The problem: Set down the full listing exactly, character for character.

Task material:
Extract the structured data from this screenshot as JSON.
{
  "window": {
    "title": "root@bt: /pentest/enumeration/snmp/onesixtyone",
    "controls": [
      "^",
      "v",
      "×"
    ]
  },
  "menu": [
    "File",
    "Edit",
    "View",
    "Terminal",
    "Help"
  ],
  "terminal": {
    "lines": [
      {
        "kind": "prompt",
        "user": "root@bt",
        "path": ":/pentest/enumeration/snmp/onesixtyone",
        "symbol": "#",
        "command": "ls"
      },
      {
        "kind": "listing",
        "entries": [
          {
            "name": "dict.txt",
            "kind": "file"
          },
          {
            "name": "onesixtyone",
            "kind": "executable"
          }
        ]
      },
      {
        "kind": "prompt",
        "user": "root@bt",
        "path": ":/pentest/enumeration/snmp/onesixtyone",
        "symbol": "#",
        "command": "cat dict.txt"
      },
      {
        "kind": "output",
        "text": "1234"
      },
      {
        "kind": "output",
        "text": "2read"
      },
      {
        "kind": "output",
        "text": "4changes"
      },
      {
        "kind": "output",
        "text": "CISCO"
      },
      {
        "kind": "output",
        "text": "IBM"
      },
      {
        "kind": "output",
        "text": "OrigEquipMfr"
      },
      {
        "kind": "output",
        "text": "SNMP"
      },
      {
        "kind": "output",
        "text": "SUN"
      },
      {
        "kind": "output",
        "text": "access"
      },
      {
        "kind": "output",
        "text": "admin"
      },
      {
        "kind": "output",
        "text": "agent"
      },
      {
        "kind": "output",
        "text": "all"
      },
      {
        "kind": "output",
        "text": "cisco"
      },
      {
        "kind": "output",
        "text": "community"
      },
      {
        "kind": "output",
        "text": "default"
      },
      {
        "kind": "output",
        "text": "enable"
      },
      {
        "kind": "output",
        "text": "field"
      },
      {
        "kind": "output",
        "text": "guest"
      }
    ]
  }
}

The reply:
Extract the structured data from this screenshot as JSON.
{
  "window": {
    "title": "root@bt: /pentest/enumeration/snmp/onesixtyone",
    "controls": [
      "^",
      "v",
      "×"
    ]
  },
  "menu": [
    "File",
    "Edit",
    "View",
    "Terminal",
    "Help"
  ],
  "terminal": {
    "lines": [
      {
        "kind": "prompt",
        "user": "root@bt",
        "path": ":/pentest/enumeration/snmp/onesixtyone",
        "symbol": "#",
        "command": "ls"
      },
      {
        "kind": "listing",
        "entries": [
          {
            "name": "dict.txt",
            "kind": "file"
          },
          {
            "name": "onesixtyone",
            "kind": "executable"
          }
        ]
      },
      {
        "kind": "prompt",
        "user": "root@bt",
        "path": ":/pentest/enumeration/snmp/onesixtyone",
        "symbol": "#",
        "command": "cat dict.txt"
      },
      {
        "kind": "output",
        "text": "1234"
      },
      {
        "kind": "output",
        "text": "2read"
      },
      {
        "kind": "output",
        "text": "4changes"
      },
      {
        "kind": "output",
        "text": "CISCO"
      },
      {
        "kind": "output",
        "text": "IBM"
      },
      {
        "kind": "output",
        "text": "OrigEquipMfr"
      },
      {
        "kind": "output",
        "text": "SNMP"
      },
      {
        "kind": "output",
        "text": "SUN"
      },
      {
        "kind": "output",
        "text": "access"
      },
      {
        "kind": "output",
        "text": "admin"
      },
      {
        "kind": "output",
        "text": "agent"
      },
      {
        "kind": "output",
        "text": "all"
      },
      {
        "kind": "output",
        "text": "cisco"
      },
      {
        "kind": "output",
        "text": "community"
      },
      {
        "kind": "output",
        "text": "default"
      },
      {
        "kind": "output",
        "text": "enable"
      },
      {
        "kind": "output",
        "text": "field"
      },
      {
        "kind": "output",
        "text": "guest"
      }
    ]
  }
}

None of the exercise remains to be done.